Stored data
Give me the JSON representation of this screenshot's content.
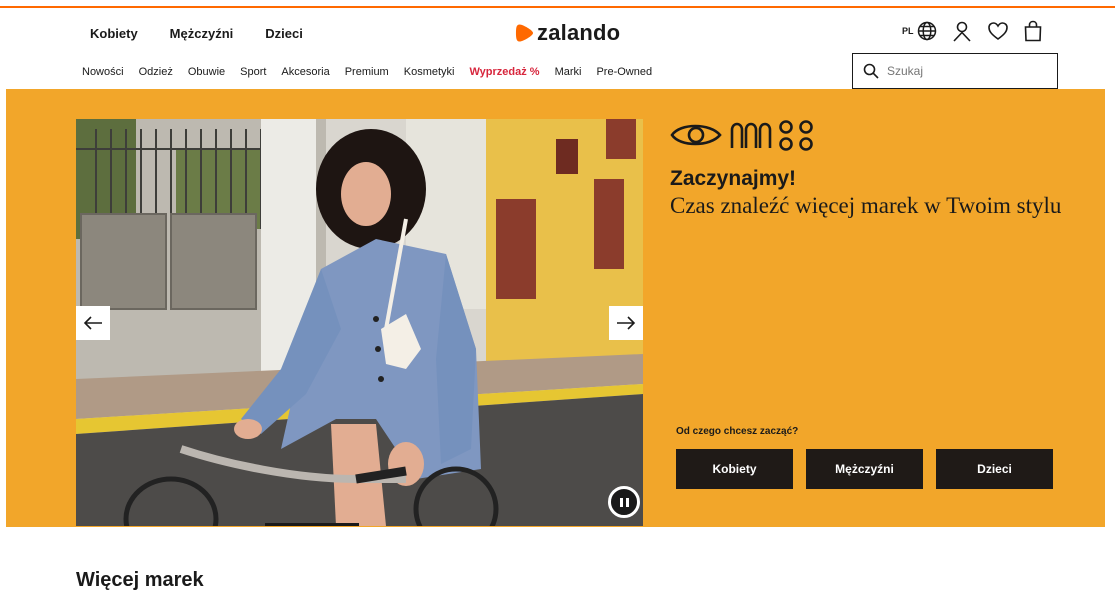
{
  "colors": {
    "brand_orange": "#ff6900",
    "hero_background": "#f2a62a",
    "button_dark": "#1f1a17",
    "sale_red": "#d7263d"
  },
  "header": {
    "gender_tabs": [
      "Kobiety",
      "Mężczyźni",
      "Dzieci"
    ],
    "logo_text": "zalando",
    "language": "PL",
    "icons": [
      "globe-icon",
      "account-icon",
      "wishlist-heart-icon",
      "shopping-bag-icon"
    ]
  },
  "catnav": {
    "items": [
      "Nowości",
      "Odzież",
      "Obuwie",
      "Sport",
      "Akcesoria",
      "Premium",
      "Kosmetyki",
      "Wyprzedaż %",
      "Marki",
      "Pre-Owned"
    ]
  },
  "search": {
    "placeholder": "Szukaj",
    "icon": "search-icon"
  },
  "hero": {
    "title": "Zaczynajmy!",
    "subtitle": "Czas znaleźć więcej marek w Twoim stylu",
    "question": "Od czego chcesz zacząć?",
    "buttons": [
      "Kobiety",
      "Mężczyźni",
      "Dzieci"
    ],
    "carousel_controls": [
      "arrow-left-icon",
      "arrow-right-icon",
      "pause-icon"
    ]
  },
  "section": {
    "title": "Więcej marek"
  }
}
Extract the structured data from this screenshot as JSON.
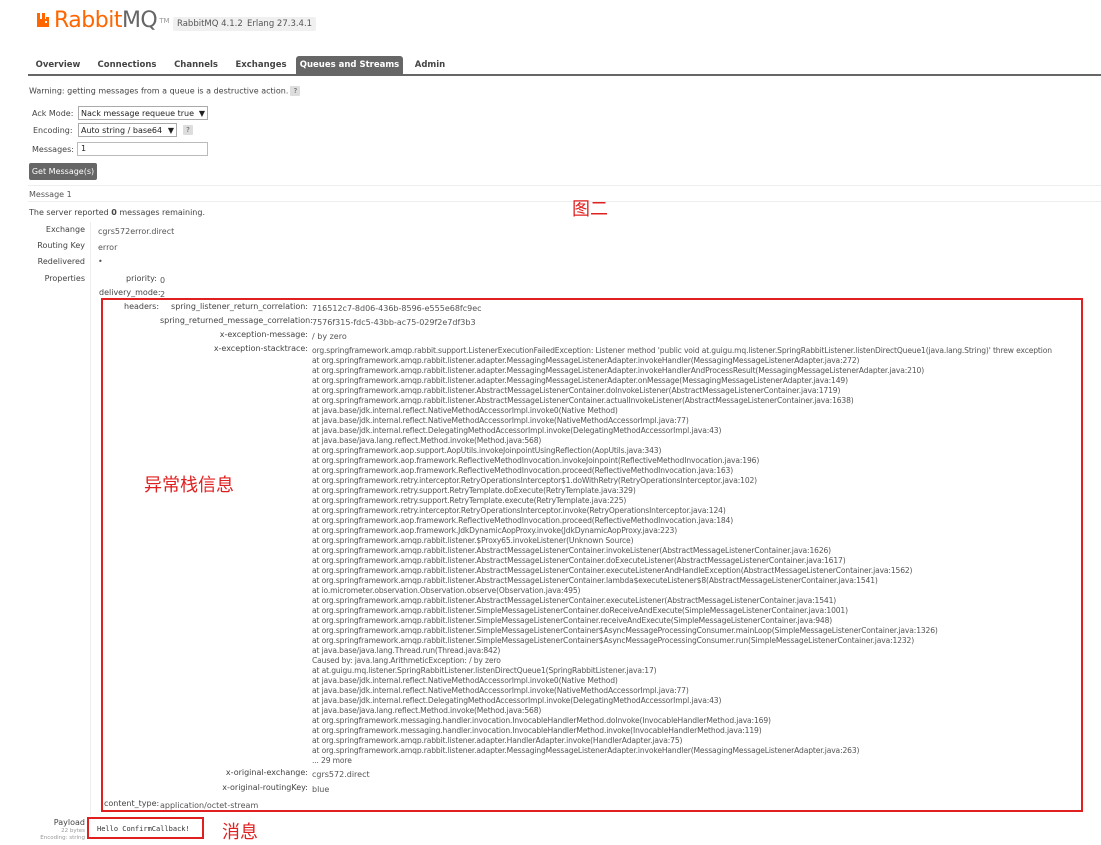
{
  "header": {
    "logo_rabbit": "Rabbit",
    "logo_mq": "MQ",
    "logo_tm": "TM",
    "rabbitmq_version": "RabbitMQ 4.1.2",
    "erlang_version": "Erlang 27.3.4.1"
  },
  "nav": {
    "tabs": [
      {
        "label": "Overview"
      },
      {
        "label": "Connections"
      },
      {
        "label": "Channels"
      },
      {
        "label": "Exchanges"
      },
      {
        "label": "Queues and Streams"
      },
      {
        "label": "Admin"
      }
    ],
    "active": "Queues and Streams"
  },
  "form": {
    "warning": "Warning: getting messages from a queue is a destructive action.",
    "help": "?",
    "ack_mode_label": "Ack Mode:",
    "ack_mode_value": "Nack message requeue true",
    "encoding_label": "Encoding:",
    "encoding_value": "Auto string / base64",
    "messages_label": "Messages:",
    "messages_value": "1",
    "get_button": "Get Message(s)"
  },
  "result": {
    "message_heading": "Message 1",
    "server_reported_prefix": "The server reported ",
    "remaining_count": "0",
    "server_reported_suffix": " messages remaining.",
    "exchange_label": "Exchange",
    "exchange_value": "cgrs572error.direct",
    "routing_key_label": "Routing Key",
    "routing_key_value": "error",
    "redelivered_label": "Redelivered",
    "redelivered_value": "•",
    "properties_label": "Properties",
    "priority_label": "priority:",
    "priority_value": "0",
    "delivery_mode_label": "delivery_mode:",
    "delivery_mode_value": "2",
    "headers_label": "headers:",
    "headers": {
      "return_corr_label": "spring_listener_return_correlation:",
      "return_corr_value": "716512c7-8d06-436b-8596-e555e68fc9ec",
      "returned_msg_corr_label": "spring_returned_message_correlation:",
      "returned_msg_corr_value": "7576f315-fdc5-43bb-ac75-029f2e7df3b3",
      "exc_msg_label": "x-exception-message:",
      "exc_msg_value": "/ by zero",
      "exc_stack_label": "x-exception-stacktrace:",
      "stacktrace": [
        "org.springframework.amqp.rabbit.support.ListenerExecutionFailedException: Listener method 'public void at.guigu.mq.listener.SpringRabbitListener.listenDirectQueue1(java.lang.String)' threw exception",
        "at org.springframework.amqp.rabbit.listener.adapter.MessagingMessageListenerAdapter.invokeHandler(MessagingMessageListenerAdapter.java:272)",
        "at org.springframework.amqp.rabbit.listener.adapter.MessagingMessageListenerAdapter.invokeHandlerAndProcessResult(MessagingMessageListenerAdapter.java:210)",
        "at org.springframework.amqp.rabbit.listener.adapter.MessagingMessageListenerAdapter.onMessage(MessagingMessageListenerAdapter.java:149)",
        "at org.springframework.amqp.rabbit.listener.AbstractMessageListenerContainer.doInvokeListener(AbstractMessageListenerContainer.java:1719)",
        "at org.springframework.amqp.rabbit.listener.AbstractMessageListenerContainer.actualInvokeListener(AbstractMessageListenerContainer.java:1638)",
        "at java.base/jdk.internal.reflect.NativeMethodAccessorImpl.invoke0(Native Method)",
        "at java.base/jdk.internal.reflect.NativeMethodAccessorImpl.invoke(NativeMethodAccessorImpl.java:77)",
        "at java.base/jdk.internal.reflect.DelegatingMethodAccessorImpl.invoke(DelegatingMethodAccessorImpl.java:43)",
        "at java.base/java.lang.reflect.Method.invoke(Method.java:568)",
        "at org.springframework.aop.support.AopUtils.invokeJoinpointUsingReflection(AopUtils.java:343)",
        "at org.springframework.aop.framework.ReflectiveMethodInvocation.invokeJoinpoint(ReflectiveMethodInvocation.java:196)",
        "at org.springframework.aop.framework.ReflectiveMethodInvocation.proceed(ReflectiveMethodInvocation.java:163)",
        "at org.springframework.retry.interceptor.RetryOperationsInterceptor$1.doWithRetry(RetryOperationsInterceptor.java:102)",
        "at org.springframework.retry.support.RetryTemplate.doExecute(RetryTemplate.java:329)",
        "at org.springframework.retry.support.RetryTemplate.execute(RetryTemplate.java:225)",
        "at org.springframework.retry.interceptor.RetryOperationsInterceptor.invoke(RetryOperationsInterceptor.java:124)",
        "at org.springframework.aop.framework.ReflectiveMethodInvocation.proceed(ReflectiveMethodInvocation.java:184)",
        "at org.springframework.aop.framework.JdkDynamicAopProxy.invoke(JdkDynamicAopProxy.java:223)",
        "at org.springframework.amqp.rabbit.listener.$Proxy65.invokeListener(Unknown Source)",
        "at org.springframework.amqp.rabbit.listener.AbstractMessageListenerContainer.invokeListener(AbstractMessageListenerContainer.java:1626)",
        "at org.springframework.amqp.rabbit.listener.AbstractMessageListenerContainer.doExecuteListener(AbstractMessageListenerContainer.java:1617)",
        "at org.springframework.amqp.rabbit.listener.AbstractMessageListenerContainer.executeListenerAndHandleException(AbstractMessageListenerContainer.java:1562)",
        "at org.springframework.amqp.rabbit.listener.AbstractMessageListenerContainer.lambda$executeListener$8(AbstractMessageListenerContainer.java:1541)",
        "at io.micrometer.observation.Observation.observe(Observation.java:495)",
        "at org.springframework.amqp.rabbit.listener.AbstractMessageListenerContainer.executeListener(AbstractMessageListenerContainer.java:1541)",
        "at org.springframework.amqp.rabbit.listener.SimpleMessageListenerContainer.doReceiveAndExecute(SimpleMessageListenerContainer.java:1001)",
        "at org.springframework.amqp.rabbit.listener.SimpleMessageListenerContainer.receiveAndExecute(SimpleMessageListenerContainer.java:948)",
        "at org.springframework.amqp.rabbit.listener.SimpleMessageListenerContainer$AsyncMessageProcessingConsumer.mainLoop(SimpleMessageListenerContainer.java:1326)",
        "at org.springframework.amqp.rabbit.listener.SimpleMessageListenerContainer$AsyncMessageProcessingConsumer.run(SimpleMessageListenerContainer.java:1232)",
        "at java.base/java.lang.Thread.run(Thread.java:842)",
        "Caused by: java.lang.ArithmeticException: / by zero",
        "at at.guigu.mq.listener.SpringRabbitListener.listenDirectQueue1(SpringRabbitListener.java:17)",
        "at java.base/jdk.internal.reflect.NativeMethodAccessorImpl.invoke0(Native Method)",
        "at java.base/jdk.internal.reflect.NativeMethodAccessorImpl.invoke(NativeMethodAccessorImpl.java:77)",
        "at java.base/jdk.internal.reflect.DelegatingMethodAccessorImpl.invoke(DelegatingMethodAccessorImpl.java:43)",
        "at java.base/java.lang.reflect.Method.invoke(Method.java:568)",
        "at org.springframework.messaging.handler.invocation.InvocableHandlerMethod.doInvoke(InvocableHandlerMethod.java:169)",
        "at org.springframework.messaging.handler.invocation.InvocableHandlerMethod.invoke(InvocableHandlerMethod.java:119)",
        "at org.springframework.amqp.rabbit.listener.adapter.HandlerAdapter.invoke(HandlerAdapter.java:75)",
        "at org.springframework.amqp.rabbit.listener.adapter.MessagingMessageListenerAdapter.invokeHandler(MessagingMessageListenerAdapter.java:263)",
        "... 29 more"
      ],
      "orig_exchange_label": "x-original-exchange:",
      "orig_exchange_value": "cgrs572.direct",
      "orig_rk_label": "x-original-routingKey:",
      "orig_rk_value": "blue"
    },
    "content_type_label": "content_type:",
    "content_type_value": "application/octet-stream",
    "payload_label": "Payload",
    "payload_bytes": "22 bytes",
    "payload_encoding": "Encoding: string",
    "payload_value": "Hello ConfirmCallback!"
  },
  "annotations": {
    "figure_label": "图二",
    "stack_label": "异常栈信息",
    "message_label": "消息",
    "color": "#e02020"
  },
  "colors": {
    "brand_orange": "#ff6600",
    "tab_active_bg": "#666666"
  }
}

◆ Task description: Scan the material above for the string "retry" and return the lines that hold it.

◆ Answer to the problem:
        "at org.springframework.retry.interceptor.RetryOperationsInterceptor$1.doWithRetry(RetryOperationsInterceptor.java:102)",
        "at org.springframework.retry.support.RetryTemplate.doExecute(RetryTemplate.java:329)",
        "at org.springframework.retry.support.RetryTemplate.execute(RetryTemplate.java:225)",
        "at org.springframework.retry.interceptor.RetryOperationsInterceptor.invoke(RetryOperationsInterceptor.java:124)",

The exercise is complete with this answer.